(Dataset items)
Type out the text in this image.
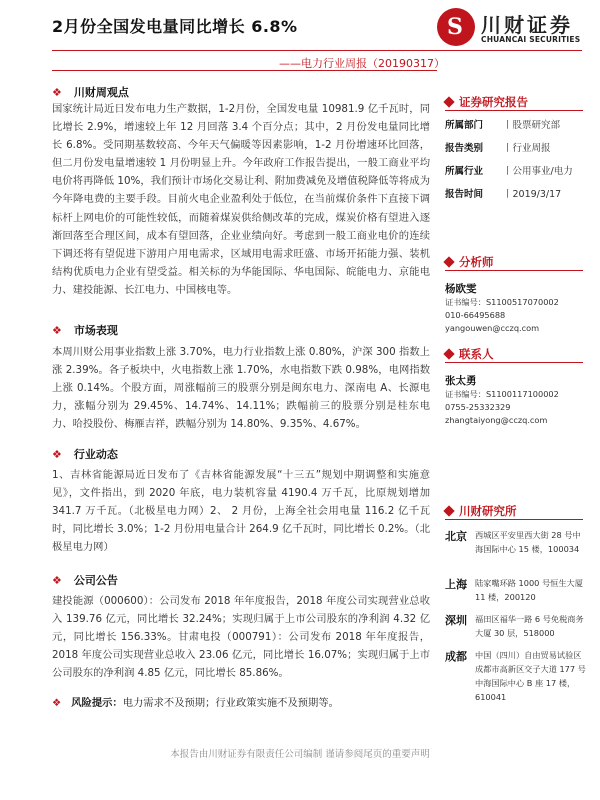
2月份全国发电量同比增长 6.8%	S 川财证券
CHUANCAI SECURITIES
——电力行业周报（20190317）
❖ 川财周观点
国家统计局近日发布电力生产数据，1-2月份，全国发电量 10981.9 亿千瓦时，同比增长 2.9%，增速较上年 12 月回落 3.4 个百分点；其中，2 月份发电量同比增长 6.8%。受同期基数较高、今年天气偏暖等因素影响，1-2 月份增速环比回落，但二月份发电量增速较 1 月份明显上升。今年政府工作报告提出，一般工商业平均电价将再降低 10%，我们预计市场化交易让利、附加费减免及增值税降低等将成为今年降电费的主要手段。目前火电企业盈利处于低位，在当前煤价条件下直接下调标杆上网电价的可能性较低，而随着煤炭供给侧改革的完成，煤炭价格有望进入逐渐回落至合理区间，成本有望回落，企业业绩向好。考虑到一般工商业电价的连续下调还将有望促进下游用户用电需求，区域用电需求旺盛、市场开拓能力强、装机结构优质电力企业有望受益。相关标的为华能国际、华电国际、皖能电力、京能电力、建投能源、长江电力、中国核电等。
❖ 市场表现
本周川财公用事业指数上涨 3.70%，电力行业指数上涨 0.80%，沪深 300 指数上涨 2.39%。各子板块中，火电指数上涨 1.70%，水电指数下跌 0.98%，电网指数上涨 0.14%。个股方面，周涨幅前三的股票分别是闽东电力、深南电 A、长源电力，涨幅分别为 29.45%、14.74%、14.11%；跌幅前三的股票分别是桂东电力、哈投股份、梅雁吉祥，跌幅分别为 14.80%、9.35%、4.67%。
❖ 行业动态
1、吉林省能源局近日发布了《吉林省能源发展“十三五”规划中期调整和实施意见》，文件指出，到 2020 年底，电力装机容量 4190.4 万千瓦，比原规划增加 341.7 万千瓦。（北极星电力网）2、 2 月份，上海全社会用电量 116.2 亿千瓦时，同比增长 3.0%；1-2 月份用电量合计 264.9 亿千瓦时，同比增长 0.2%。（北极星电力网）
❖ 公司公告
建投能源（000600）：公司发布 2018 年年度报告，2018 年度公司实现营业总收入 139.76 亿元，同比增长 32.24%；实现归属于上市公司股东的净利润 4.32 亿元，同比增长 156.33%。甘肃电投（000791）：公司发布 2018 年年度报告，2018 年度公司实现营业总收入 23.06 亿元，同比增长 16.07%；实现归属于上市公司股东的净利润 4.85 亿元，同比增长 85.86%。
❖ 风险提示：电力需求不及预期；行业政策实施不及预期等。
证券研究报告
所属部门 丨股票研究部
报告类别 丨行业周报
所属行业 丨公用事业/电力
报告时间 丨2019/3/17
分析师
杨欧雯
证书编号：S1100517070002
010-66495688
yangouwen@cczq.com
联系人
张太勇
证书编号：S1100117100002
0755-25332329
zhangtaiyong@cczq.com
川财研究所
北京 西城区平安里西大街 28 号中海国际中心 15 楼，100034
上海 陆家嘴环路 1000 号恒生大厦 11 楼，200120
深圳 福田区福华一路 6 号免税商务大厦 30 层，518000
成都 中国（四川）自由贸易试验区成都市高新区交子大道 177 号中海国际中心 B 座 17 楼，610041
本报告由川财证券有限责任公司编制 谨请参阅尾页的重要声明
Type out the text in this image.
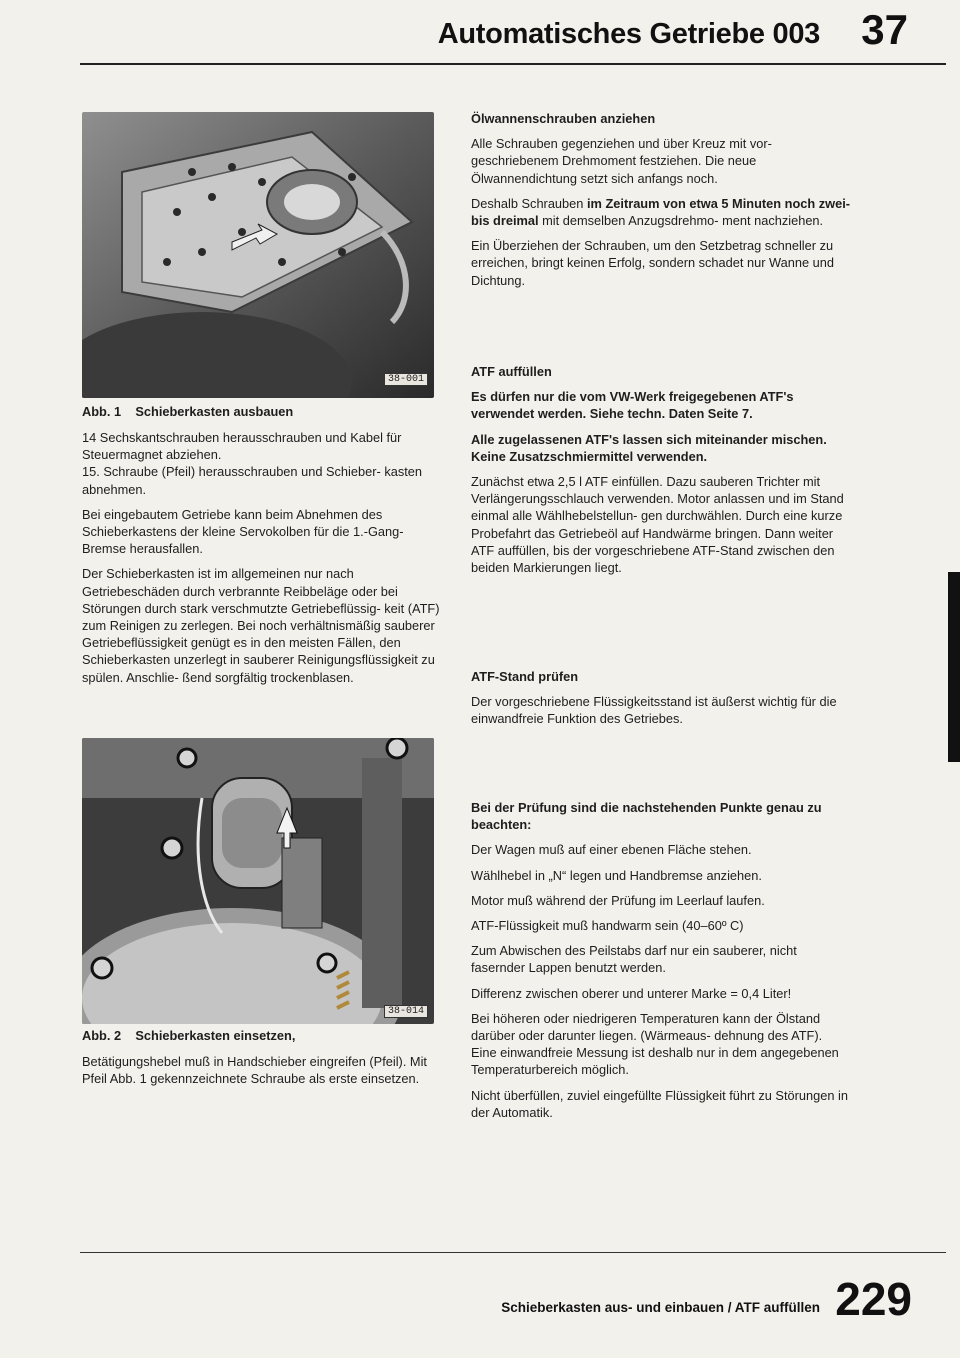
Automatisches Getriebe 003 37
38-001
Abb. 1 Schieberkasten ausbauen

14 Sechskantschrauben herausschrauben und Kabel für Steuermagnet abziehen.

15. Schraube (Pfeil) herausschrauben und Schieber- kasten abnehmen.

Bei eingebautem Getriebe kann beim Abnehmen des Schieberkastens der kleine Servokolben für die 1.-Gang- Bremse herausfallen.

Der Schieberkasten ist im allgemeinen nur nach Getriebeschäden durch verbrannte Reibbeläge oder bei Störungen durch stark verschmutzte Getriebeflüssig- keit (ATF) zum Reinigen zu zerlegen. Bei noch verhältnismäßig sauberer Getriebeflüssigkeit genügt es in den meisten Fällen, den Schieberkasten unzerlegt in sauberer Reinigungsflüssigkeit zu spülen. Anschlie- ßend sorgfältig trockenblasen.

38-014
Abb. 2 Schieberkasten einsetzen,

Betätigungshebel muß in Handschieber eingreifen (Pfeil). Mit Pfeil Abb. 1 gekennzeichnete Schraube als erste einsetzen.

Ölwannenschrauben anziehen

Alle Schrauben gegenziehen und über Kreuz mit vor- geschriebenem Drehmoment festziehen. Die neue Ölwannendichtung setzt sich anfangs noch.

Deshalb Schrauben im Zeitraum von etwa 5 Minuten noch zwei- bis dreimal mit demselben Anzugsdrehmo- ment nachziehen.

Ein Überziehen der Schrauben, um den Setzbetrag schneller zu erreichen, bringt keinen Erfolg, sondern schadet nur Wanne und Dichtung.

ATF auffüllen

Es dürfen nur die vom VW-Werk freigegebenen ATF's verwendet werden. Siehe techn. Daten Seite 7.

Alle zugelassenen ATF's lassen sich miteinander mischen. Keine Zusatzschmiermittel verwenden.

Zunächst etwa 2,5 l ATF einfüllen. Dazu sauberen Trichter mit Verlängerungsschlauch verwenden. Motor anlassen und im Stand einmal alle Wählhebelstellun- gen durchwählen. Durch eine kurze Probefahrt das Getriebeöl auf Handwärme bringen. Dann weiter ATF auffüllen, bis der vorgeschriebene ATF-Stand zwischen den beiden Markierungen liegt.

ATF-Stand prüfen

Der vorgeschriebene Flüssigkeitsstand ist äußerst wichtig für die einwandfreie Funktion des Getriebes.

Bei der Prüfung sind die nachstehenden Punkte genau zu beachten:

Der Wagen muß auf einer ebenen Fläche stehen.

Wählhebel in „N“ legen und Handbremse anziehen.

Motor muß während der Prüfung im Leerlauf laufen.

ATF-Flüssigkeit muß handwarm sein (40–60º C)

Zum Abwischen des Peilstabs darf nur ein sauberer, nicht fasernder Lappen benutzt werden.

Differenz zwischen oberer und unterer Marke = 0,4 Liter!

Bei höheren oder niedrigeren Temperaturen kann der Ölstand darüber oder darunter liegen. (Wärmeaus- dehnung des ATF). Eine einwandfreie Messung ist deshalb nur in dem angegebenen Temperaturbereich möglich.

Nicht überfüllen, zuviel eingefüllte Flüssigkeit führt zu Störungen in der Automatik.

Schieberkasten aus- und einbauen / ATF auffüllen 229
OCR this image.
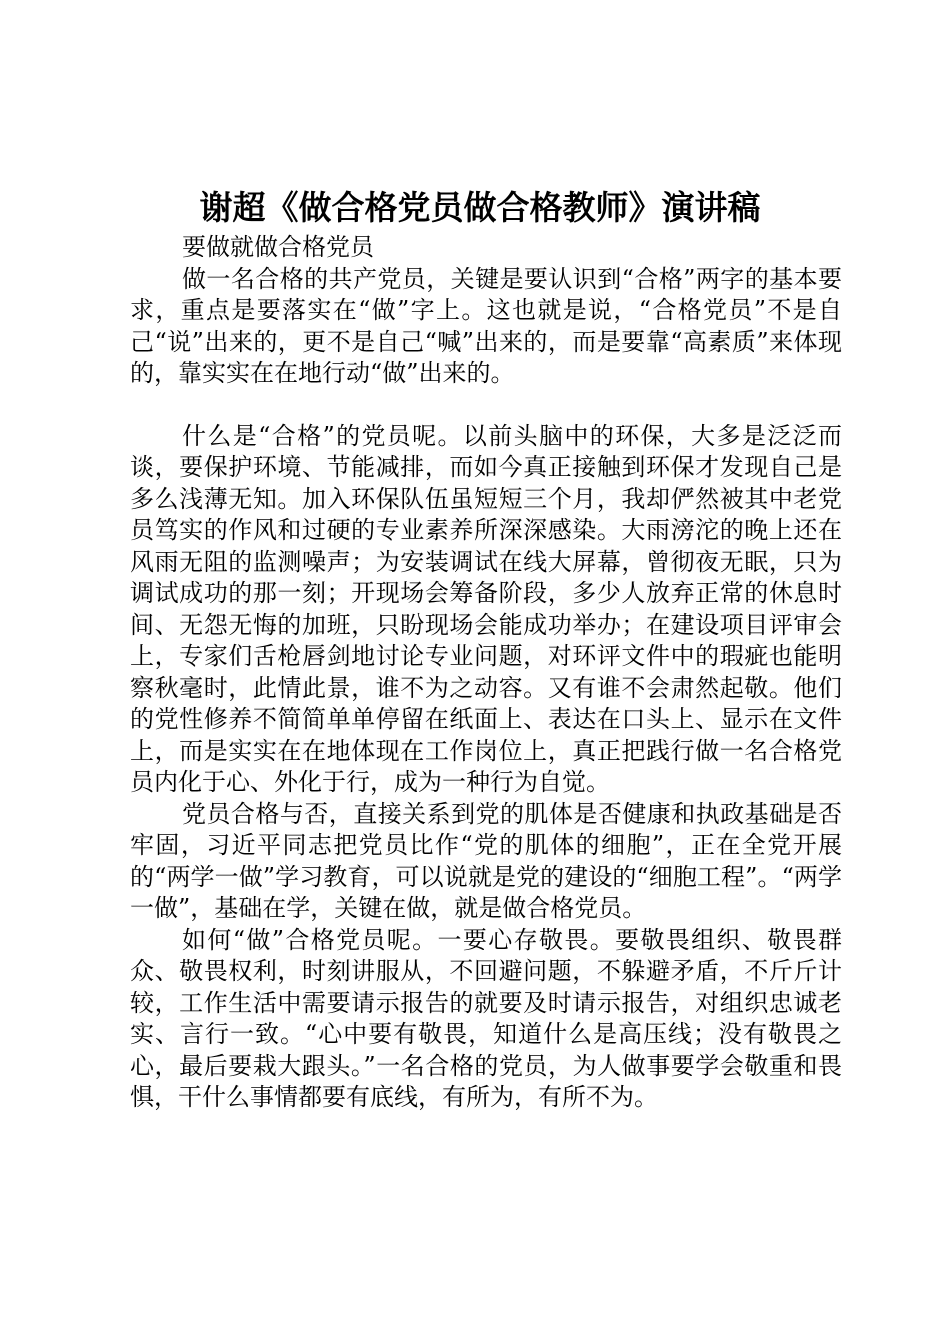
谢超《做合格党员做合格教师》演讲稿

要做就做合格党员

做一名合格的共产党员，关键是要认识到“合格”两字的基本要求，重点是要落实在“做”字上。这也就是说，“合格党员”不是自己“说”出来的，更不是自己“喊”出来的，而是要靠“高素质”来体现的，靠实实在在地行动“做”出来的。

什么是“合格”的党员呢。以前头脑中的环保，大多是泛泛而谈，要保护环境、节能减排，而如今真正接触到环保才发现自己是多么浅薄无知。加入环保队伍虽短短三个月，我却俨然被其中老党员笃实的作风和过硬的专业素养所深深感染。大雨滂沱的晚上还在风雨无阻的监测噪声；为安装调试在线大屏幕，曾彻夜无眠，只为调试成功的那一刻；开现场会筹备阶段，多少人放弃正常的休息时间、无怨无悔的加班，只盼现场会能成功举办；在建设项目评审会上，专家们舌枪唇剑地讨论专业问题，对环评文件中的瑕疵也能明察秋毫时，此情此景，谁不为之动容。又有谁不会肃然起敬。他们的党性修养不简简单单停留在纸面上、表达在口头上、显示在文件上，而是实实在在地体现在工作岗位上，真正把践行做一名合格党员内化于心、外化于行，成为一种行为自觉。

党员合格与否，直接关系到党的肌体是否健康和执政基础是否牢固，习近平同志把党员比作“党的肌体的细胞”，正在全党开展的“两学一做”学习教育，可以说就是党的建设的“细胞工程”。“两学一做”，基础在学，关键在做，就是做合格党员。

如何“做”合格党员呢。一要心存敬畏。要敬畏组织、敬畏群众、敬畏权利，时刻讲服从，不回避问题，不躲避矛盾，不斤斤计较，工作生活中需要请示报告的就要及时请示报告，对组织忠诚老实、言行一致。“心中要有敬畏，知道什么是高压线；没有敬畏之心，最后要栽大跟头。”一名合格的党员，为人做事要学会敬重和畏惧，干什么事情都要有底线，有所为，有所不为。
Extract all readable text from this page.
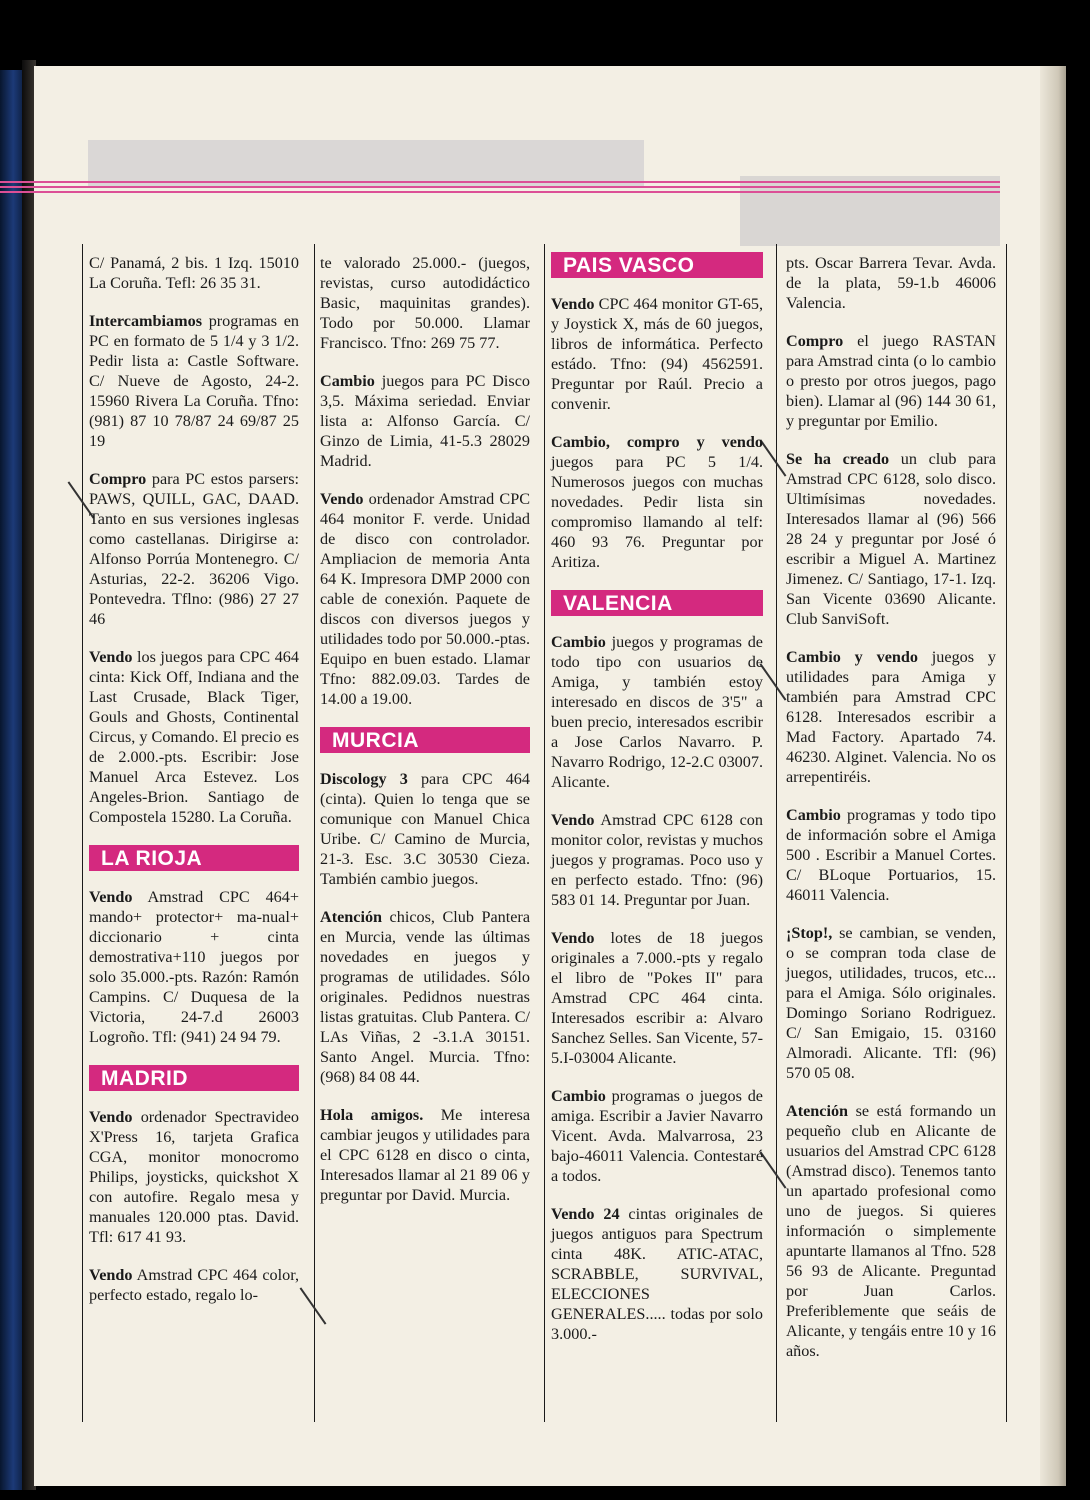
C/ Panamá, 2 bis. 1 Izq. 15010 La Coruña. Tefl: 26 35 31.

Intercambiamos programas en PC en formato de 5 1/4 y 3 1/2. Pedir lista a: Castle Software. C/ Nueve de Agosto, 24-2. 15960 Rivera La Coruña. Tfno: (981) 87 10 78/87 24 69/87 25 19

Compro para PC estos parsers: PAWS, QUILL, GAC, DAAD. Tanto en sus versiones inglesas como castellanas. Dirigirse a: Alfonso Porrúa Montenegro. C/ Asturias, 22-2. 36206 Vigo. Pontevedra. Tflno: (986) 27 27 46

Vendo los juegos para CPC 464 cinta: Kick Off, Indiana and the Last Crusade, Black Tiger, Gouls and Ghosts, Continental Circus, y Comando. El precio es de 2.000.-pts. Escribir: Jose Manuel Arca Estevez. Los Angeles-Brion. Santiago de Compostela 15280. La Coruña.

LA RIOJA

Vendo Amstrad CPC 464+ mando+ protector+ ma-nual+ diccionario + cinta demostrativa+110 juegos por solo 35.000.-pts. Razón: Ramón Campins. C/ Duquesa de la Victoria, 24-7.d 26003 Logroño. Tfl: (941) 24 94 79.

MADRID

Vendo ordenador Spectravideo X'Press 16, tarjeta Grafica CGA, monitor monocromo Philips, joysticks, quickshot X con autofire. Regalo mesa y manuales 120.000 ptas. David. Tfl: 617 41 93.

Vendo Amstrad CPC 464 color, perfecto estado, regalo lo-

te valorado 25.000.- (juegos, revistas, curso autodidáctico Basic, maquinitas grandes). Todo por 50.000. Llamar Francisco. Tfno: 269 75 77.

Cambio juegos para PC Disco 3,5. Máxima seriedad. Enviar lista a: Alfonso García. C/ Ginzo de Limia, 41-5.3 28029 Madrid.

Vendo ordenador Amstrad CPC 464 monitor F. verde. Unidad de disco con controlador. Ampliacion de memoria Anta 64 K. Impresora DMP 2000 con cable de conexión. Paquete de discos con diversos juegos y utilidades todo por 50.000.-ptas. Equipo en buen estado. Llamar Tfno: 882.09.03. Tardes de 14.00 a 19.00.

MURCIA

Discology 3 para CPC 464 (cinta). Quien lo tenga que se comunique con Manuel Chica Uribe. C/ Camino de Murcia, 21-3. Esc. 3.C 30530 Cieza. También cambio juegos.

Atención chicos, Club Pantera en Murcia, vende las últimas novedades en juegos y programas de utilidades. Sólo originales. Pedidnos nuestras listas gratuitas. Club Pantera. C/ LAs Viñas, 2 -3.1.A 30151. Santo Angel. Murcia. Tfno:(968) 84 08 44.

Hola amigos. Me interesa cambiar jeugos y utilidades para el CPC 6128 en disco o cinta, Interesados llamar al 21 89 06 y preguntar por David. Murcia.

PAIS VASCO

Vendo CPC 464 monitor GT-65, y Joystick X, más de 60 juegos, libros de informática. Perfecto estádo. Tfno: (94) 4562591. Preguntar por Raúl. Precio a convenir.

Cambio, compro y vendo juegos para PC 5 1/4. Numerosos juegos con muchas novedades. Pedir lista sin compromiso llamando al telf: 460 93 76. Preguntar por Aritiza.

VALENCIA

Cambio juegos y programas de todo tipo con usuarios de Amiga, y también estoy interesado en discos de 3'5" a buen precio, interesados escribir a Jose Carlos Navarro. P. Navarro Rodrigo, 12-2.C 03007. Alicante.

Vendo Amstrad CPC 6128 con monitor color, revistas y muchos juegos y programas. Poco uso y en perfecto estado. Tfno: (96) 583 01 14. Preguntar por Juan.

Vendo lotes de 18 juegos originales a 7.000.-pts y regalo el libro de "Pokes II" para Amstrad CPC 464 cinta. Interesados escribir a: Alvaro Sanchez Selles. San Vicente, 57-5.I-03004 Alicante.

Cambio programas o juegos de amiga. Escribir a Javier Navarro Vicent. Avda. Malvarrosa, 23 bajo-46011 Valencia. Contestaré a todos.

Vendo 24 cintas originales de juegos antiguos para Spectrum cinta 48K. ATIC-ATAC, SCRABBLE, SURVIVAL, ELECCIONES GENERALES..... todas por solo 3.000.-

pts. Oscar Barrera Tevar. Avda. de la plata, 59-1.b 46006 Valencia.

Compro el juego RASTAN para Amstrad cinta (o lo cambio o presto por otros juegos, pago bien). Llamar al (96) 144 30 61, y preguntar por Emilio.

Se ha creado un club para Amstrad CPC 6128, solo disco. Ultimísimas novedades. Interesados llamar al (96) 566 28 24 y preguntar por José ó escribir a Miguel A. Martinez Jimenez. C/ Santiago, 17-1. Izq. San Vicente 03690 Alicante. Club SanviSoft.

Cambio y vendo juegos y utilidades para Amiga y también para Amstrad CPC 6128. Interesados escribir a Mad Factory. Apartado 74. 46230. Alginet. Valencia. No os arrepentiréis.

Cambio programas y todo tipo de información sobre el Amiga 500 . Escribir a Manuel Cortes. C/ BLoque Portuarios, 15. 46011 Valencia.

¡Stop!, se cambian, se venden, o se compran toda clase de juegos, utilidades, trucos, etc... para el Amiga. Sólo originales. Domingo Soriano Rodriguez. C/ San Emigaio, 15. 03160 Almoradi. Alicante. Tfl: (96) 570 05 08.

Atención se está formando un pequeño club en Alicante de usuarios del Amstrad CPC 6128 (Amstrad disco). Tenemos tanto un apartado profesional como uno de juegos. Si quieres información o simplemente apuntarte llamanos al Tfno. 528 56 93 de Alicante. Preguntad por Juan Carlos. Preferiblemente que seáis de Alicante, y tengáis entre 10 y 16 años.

**WHAT IS BEING ASKED:** Give the count of lines in the records that contain "Pfeil", and no other text.

**COMPLETED EXERCISE:** 2